## TO BE DONE
Transcribe the records below in full; pictures stay out of the copy.

___ DATA LINES ___

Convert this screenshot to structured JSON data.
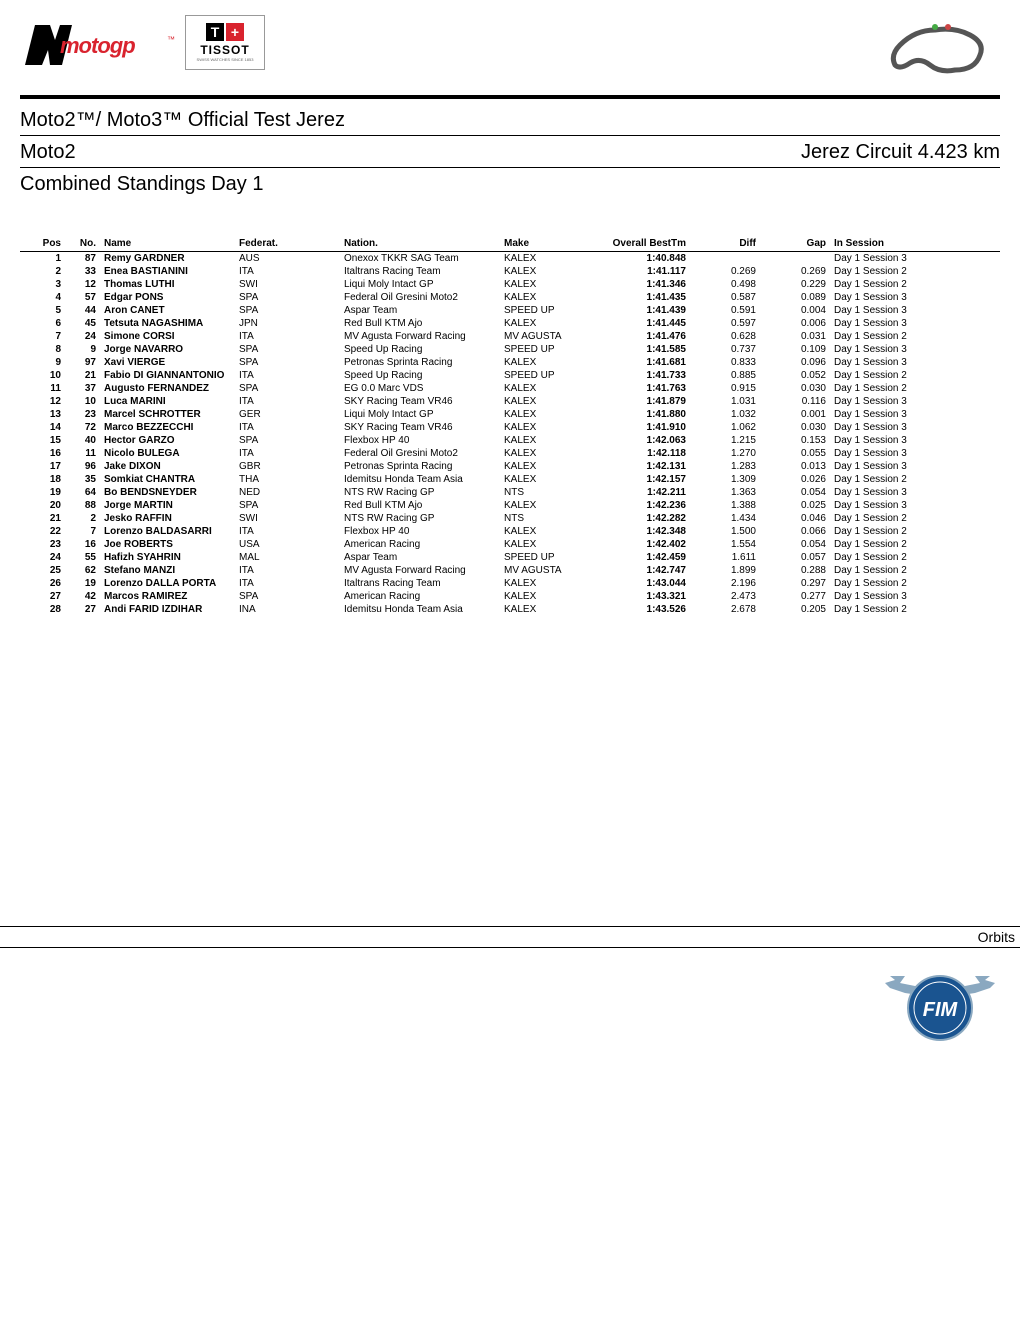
{
  "header": {
    "logos": {
      "motogp_text": "motogp",
      "tissot_name": "TISSOT",
      "tissot_sub": "SWISS WATCHES SINCE 1853"
    },
    "title_main": "Moto2™/ Moto3™ Official Test Jerez",
    "title_left": "Moto2",
    "title_right": "Jerez Circuit 4.423 km",
    "title_sub": "Combined Standings Day 1"
  },
  "table": {
    "columns": [
      "Pos",
      "No.",
      "Name",
      "Federat.",
      "Nation.",
      "Make",
      "Overall BestTm",
      "Diff",
      "Gap",
      "In Session"
    ],
    "rows": [
      [
        "1",
        "87",
        "Remy GARDNER",
        "AUS",
        "Onexox TKKR SAG Team",
        "KALEX",
        "1:40.848",
        "",
        "",
        "Day 1 Session 3"
      ],
      [
        "2",
        "33",
        "Enea BASTIANINI",
        "ITA",
        "Italtrans Racing Team",
        "KALEX",
        "1:41.117",
        "0.269",
        "0.269",
        "Day 1 Session 2"
      ],
      [
        "3",
        "12",
        "Thomas LUTHI",
        "SWI",
        "Liqui Moly Intact GP",
        "KALEX",
        "1:41.346",
        "0.498",
        "0.229",
        "Day 1 Session 2"
      ],
      [
        "4",
        "57",
        "Edgar PONS",
        "SPA",
        "Federal Oil Gresini Moto2",
        "KALEX",
        "1:41.435",
        "0.587",
        "0.089",
        "Day 1 Session 3"
      ],
      [
        "5",
        "44",
        "Aron CANET",
        "SPA",
        "Aspar Team",
        "SPEED UP",
        "1:41.439",
        "0.591",
        "0.004",
        "Day 1 Session 3"
      ],
      [
        "6",
        "45",
        "Tetsuta NAGASHIMA",
        "JPN",
        "Red Bull KTM Ajo",
        "KALEX",
        "1:41.445",
        "0.597",
        "0.006",
        "Day 1 Session 3"
      ],
      [
        "7",
        "24",
        "Simone CORSI",
        "ITA",
        "MV Agusta  Forward Racing",
        "MV AGUSTA",
        "1:41.476",
        "0.628",
        "0.031",
        "Day 1 Session 2"
      ],
      [
        "8",
        "9",
        "Jorge NAVARRO",
        "SPA",
        "Speed Up Racing",
        "SPEED UP",
        "1:41.585",
        "0.737",
        "0.109",
        "Day 1 Session 3"
      ],
      [
        "9",
        "97",
        "Xavi VIERGE",
        "SPA",
        "Petronas Sprinta Racing",
        "KALEX",
        "1:41.681",
        "0.833",
        "0.096",
        "Day 1 Session 3"
      ],
      [
        "10",
        "21",
        "Fabio DI GIANNANTONIO",
        "ITA",
        "Speed Up Racing",
        "SPEED UP",
        "1:41.733",
        "0.885",
        "0.052",
        "Day 1 Session 2"
      ],
      [
        "11",
        "37",
        "Augusto FERNANDEZ",
        "SPA",
        "EG 0.0 Marc VDS",
        "KALEX",
        "1:41.763",
        "0.915",
        "0.030",
        "Day 1 Session 2"
      ],
      [
        "12",
        "10",
        "Luca MARINI",
        "ITA",
        "SKY Racing Team VR46",
        "KALEX",
        "1:41.879",
        "1.031",
        "0.116",
        "Day 1 Session 3"
      ],
      [
        "13",
        "23",
        "Marcel SCHROTTER",
        "GER",
        "Liqui Moly Intact GP",
        "KALEX",
        "1:41.880",
        "1.032",
        "0.001",
        "Day 1 Session 3"
      ],
      [
        "14",
        "72",
        "Marco BEZZECCHI",
        "ITA",
        "SKY Racing Team VR46",
        "KALEX",
        "1:41.910",
        "1.062",
        "0.030",
        "Day 1 Session 3"
      ],
      [
        "15",
        "40",
        "Hector GARZO",
        "SPA",
        "Flexbox HP 40",
        "KALEX",
        "1:42.063",
        "1.215",
        "0.153",
        "Day 1 Session 3"
      ],
      [
        "16",
        "11",
        "Nicolo BULEGA",
        "ITA",
        "Federal Oil Gresini Moto2",
        "KALEX",
        "1:42.118",
        "1.270",
        "0.055",
        "Day 1 Session 3"
      ],
      [
        "17",
        "96",
        "Jake DIXON",
        "GBR",
        "Petronas Sprinta Racing",
        "KALEX",
        "1:42.131",
        "1.283",
        "0.013",
        "Day 1 Session 3"
      ],
      [
        "18",
        "35",
        "Somkiat CHANTRA",
        "THA",
        "Idemitsu Honda Team Asia",
        "KALEX",
        "1:42.157",
        "1.309",
        "0.026",
        "Day 1 Session 2"
      ],
      [
        "19",
        "64",
        "Bo BENDSNEYDER",
        "NED",
        "NTS RW Racing GP",
        "NTS",
        "1:42.211",
        "1.363",
        "0.054",
        "Day 1 Session 3"
      ],
      [
        "20",
        "88",
        "Jorge MARTIN",
        "SPA",
        "Red Bull KTM Ajo",
        "KALEX",
        "1:42.236",
        "1.388",
        "0.025",
        "Day 1 Session 3"
      ],
      [
        "21",
        "2",
        "Jesko RAFFIN",
        "SWI",
        "NTS RW Racing GP",
        "NTS",
        "1:42.282",
        "1.434",
        "0.046",
        "Day 1 Session 2"
      ],
      [
        "22",
        "7",
        "Lorenzo BALDASARRI",
        "ITA",
        "Flexbox HP 40",
        "KALEX",
        "1:42.348",
        "1.500",
        "0.066",
        "Day 1 Session 2"
      ],
      [
        "23",
        "16",
        "Joe ROBERTS",
        "USA",
        "American Racing",
        "KALEX",
        "1:42.402",
        "1.554",
        "0.054",
        "Day 1 Session 2"
      ],
      [
        "24",
        "55",
        "Hafizh SYAHRIN",
        "MAL",
        "Aspar Team",
        "SPEED UP",
        "1:42.459",
        "1.611",
        "0.057",
        "Day 1 Session 2"
      ],
      [
        "25",
        "62",
        "Stefano MANZI",
        "ITA",
        "MV Agusta  Forward Racing",
        "MV AGUSTA",
        "1:42.747",
        "1.899",
        "0.288",
        "Day 1 Session 2"
      ],
      [
        "26",
        "19",
        "Lorenzo DALLA PORTA",
        "ITA",
        "Italtrans Racing Team",
        "KALEX",
        "1:43.044",
        "2.196",
        "0.297",
        "Day 1 Session 2"
      ],
      [
        "27",
        "42",
        "Marcos RAMIREZ",
        "SPA",
        "American Racing",
        "KALEX",
        "1:43.321",
        "2.473",
        "0.277",
        "Day 1 Session 3"
      ],
      [
        "28",
        "27",
        "Andi FARID IZDIHAR",
        "INA",
        "Idemitsu Honda Team Asia",
        "KALEX",
        "1:43.526",
        "2.678",
        "0.205",
        "Day 1 Session 2"
      ]
    ],
    "style": {
      "header_font_size": 10,
      "row_font_size": 10,
      "bold_columns": [
        0,
        1,
        2,
        6
      ],
      "right_align_columns": [
        0,
        1,
        6,
        7,
        8
      ],
      "header_underline_color": "#000000",
      "body_font_weight_normal": 400,
      "body_font_weight_bold": 700
    }
  },
  "footer": {
    "right_text": "Orbits"
  },
  "colors": {
    "accent_red": "#d9232e",
    "black": "#000000",
    "fim_blue": "#1a5490",
    "fim_wing": "#8aa8c0"
  }
}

___

## PROBLEM SOLUTION
Convert this screenshot to structured JSON data.
{
  "header": {
    "logos": {
      "motogp_text": "motogp",
      "tissot_name": "TISSOT",
      "tissot_sub": "SWISS WATCHES SINCE 1853"
    },
    "title_main": "Moto2™/ Moto3™ Official Test Jerez",
    "title_left": "Moto2",
    "title_right": "Jerez Circuit 4.423 km",
    "title_sub": "Combined Standings Day 1"
  },
  "table": {
    "columns": [
      "Pos",
      "No.",
      "Name",
      "Federat.",
      "Nation.",
      "Make",
      "Overall BestTm",
      "Diff",
      "Gap",
      "In Session"
    ],
    "rows": [
      [
        "1",
        "87",
        "Remy GARDNER",
        "AUS",
        "Onexox TKKR SAG Team",
        "KALEX",
        "1:40.848",
        "",
        "",
        "Day 1 Session 3"
      ],
      [
        "2",
        "33",
        "Enea BASTIANINI",
        "ITA",
        "Italtrans Racing Team",
        "KALEX",
        "1:41.117",
        "0.269",
        "0.269",
        "Day 1 Session 2"
      ],
      [
        "3",
        "12",
        "Thomas LUTHI",
        "SWI",
        "Liqui Moly Intact GP",
        "KALEX",
        "1:41.346",
        "0.498",
        "0.229",
        "Day 1 Session 2"
      ],
      [
        "4",
        "57",
        "Edgar PONS",
        "SPA",
        "Federal Oil Gresini Moto2",
        "KALEX",
        "1:41.435",
        "0.587",
        "0.089",
        "Day 1 Session 3"
      ],
      [
        "5",
        "44",
        "Aron CANET",
        "SPA",
        "Aspar Team",
        "SPEED UP",
        "1:41.439",
        "0.591",
        "0.004",
        "Day 1 Session 3"
      ],
      [
        "6",
        "45",
        "Tetsuta NAGASHIMA",
        "JPN",
        "Red Bull KTM Ajo",
        "KALEX",
        "1:41.445",
        "0.597",
        "0.006",
        "Day 1 Session 3"
      ],
      [
        "7",
        "24",
        "Simone CORSI",
        "ITA",
        "MV Agusta  Forward Racing",
        "MV AGUSTA",
        "1:41.476",
        "0.628",
        "0.031",
        "Day 1 Session 2"
      ],
      [
        "8",
        "9",
        "Jorge NAVARRO",
        "SPA",
        "Speed Up Racing",
        "SPEED UP",
        "1:41.585",
        "0.737",
        "0.109",
        "Day 1 Session 3"
      ],
      [
        "9",
        "97",
        "Xavi VIERGE",
        "SPA",
        "Petronas Sprinta Racing",
        "KALEX",
        "1:41.681",
        "0.833",
        "0.096",
        "Day 1 Session 3"
      ],
      [
        "10",
        "21",
        "Fabio DI GIANNANTONIO",
        "ITA",
        "Speed Up Racing",
        "SPEED UP",
        "1:41.733",
        "0.885",
        "0.052",
        "Day 1 Session 2"
      ],
      [
        "11",
        "37",
        "Augusto FERNANDEZ",
        "SPA",
        "EG 0.0 Marc VDS",
        "KALEX",
        "1:41.763",
        "0.915",
        "0.030",
        "Day 1 Session 2"
      ],
      [
        "12",
        "10",
        "Luca MARINI",
        "ITA",
        "SKY Racing Team VR46",
        "KALEX",
        "1:41.879",
        "1.031",
        "0.116",
        "Day 1 Session 3"
      ],
      [
        "13",
        "23",
        "Marcel SCHROTTER",
        "GER",
        "Liqui Moly Intact GP",
        "KALEX",
        "1:41.880",
        "1.032",
        "0.001",
        "Day 1 Session 3"
      ],
      [
        "14",
        "72",
        "Marco BEZZECCHI",
        "ITA",
        "SKY Racing Team VR46",
        "KALEX",
        "1:41.910",
        "1.062",
        "0.030",
        "Day 1 Session 3"
      ],
      [
        "15",
        "40",
        "Hector GARZO",
        "SPA",
        "Flexbox HP 40",
        "KALEX",
        "1:42.063",
        "1.215",
        "0.153",
        "Day 1 Session 3"
      ],
      [
        "16",
        "11",
        "Nicolo BULEGA",
        "ITA",
        "Federal Oil Gresini Moto2",
        "KALEX",
        "1:42.118",
        "1.270",
        "0.055",
        "Day 1 Session 3"
      ],
      [
        "17",
        "96",
        "Jake DIXON",
        "GBR",
        "Petronas Sprinta Racing",
        "KALEX",
        "1:42.131",
        "1.283",
        "0.013",
        "Day 1 Session 3"
      ],
      [
        "18",
        "35",
        "Somkiat CHANTRA",
        "THA",
        "Idemitsu Honda Team Asia",
        "KALEX",
        "1:42.157",
        "1.309",
        "0.026",
        "Day 1 Session 2"
      ],
      [
        "19",
        "64",
        "Bo BENDSNEYDER",
        "NED",
        "NTS RW Racing GP",
        "NTS",
        "1:42.211",
        "1.363",
        "0.054",
        "Day 1 Session 3"
      ],
      [
        "20",
        "88",
        "Jorge MARTIN",
        "SPA",
        "Red Bull KTM Ajo",
        "KALEX",
        "1:42.236",
        "1.388",
        "0.025",
        "Day 1 Session 3"
      ],
      [
        "21",
        "2",
        "Jesko RAFFIN",
        "SWI",
        "NTS RW Racing GP",
        "NTS",
        "1:42.282",
        "1.434",
        "0.046",
        "Day 1 Session 2"
      ],
      [
        "22",
        "7",
        "Lorenzo BALDASARRI",
        "ITA",
        "Flexbox HP 40",
        "KALEX",
        "1:42.348",
        "1.500",
        "0.066",
        "Day 1 Session 2"
      ],
      [
        "23",
        "16",
        "Joe ROBERTS",
        "USA",
        "American Racing",
        "KALEX",
        "1:42.402",
        "1.554",
        "0.054",
        "Day 1 Session 2"
      ],
      [
        "24",
        "55",
        "Hafizh SYAHRIN",
        "MAL",
        "Aspar Team",
        "SPEED UP",
        "1:42.459",
        "1.611",
        "0.057",
        "Day 1 Session 2"
      ],
      [
        "25",
        "62",
        "Stefano MANZI",
        "ITA",
        "MV Agusta  Forward Racing",
        "MV AGUSTA",
        "1:42.747",
        "1.899",
        "0.288",
        "Day 1 Session 2"
      ],
      [
        "26",
        "19",
        "Lorenzo DALLA PORTA",
        "ITA",
        "Italtrans Racing Team",
        "KALEX",
        "1:43.044",
        "2.196",
        "0.297",
        "Day 1 Session 2"
      ],
      [
        "27",
        "42",
        "Marcos RAMIREZ",
        "SPA",
        "American Racing",
        "KALEX",
        "1:43.321",
        "2.473",
        "0.277",
        "Day 1 Session 3"
      ],
      [
        "28",
        "27",
        "Andi FARID IZDIHAR",
        "INA",
        "Idemitsu Honda Team Asia",
        "KALEX",
        "1:43.526",
        "2.678",
        "0.205",
        "Day 1 Session 2"
      ]
    ],
    "style": {
      "header_font_size": 10,
      "row_font_size": 10,
      "bold_columns": [
        0,
        1,
        2,
        6
      ],
      "right_align_columns": [
        0,
        1,
        6,
        7,
        8
      ],
      "header_underline_color": "#000000",
      "body_font_weight_normal": 400,
      "body_font_weight_bold": 700
    }
  },
  "footer": {
    "right_text": "Orbits"
  },
  "colors": {
    "accent_red": "#d9232e",
    "black": "#000000",
    "fim_blue": "#1a5490",
    "fim_wing": "#8aa8c0"
  }
}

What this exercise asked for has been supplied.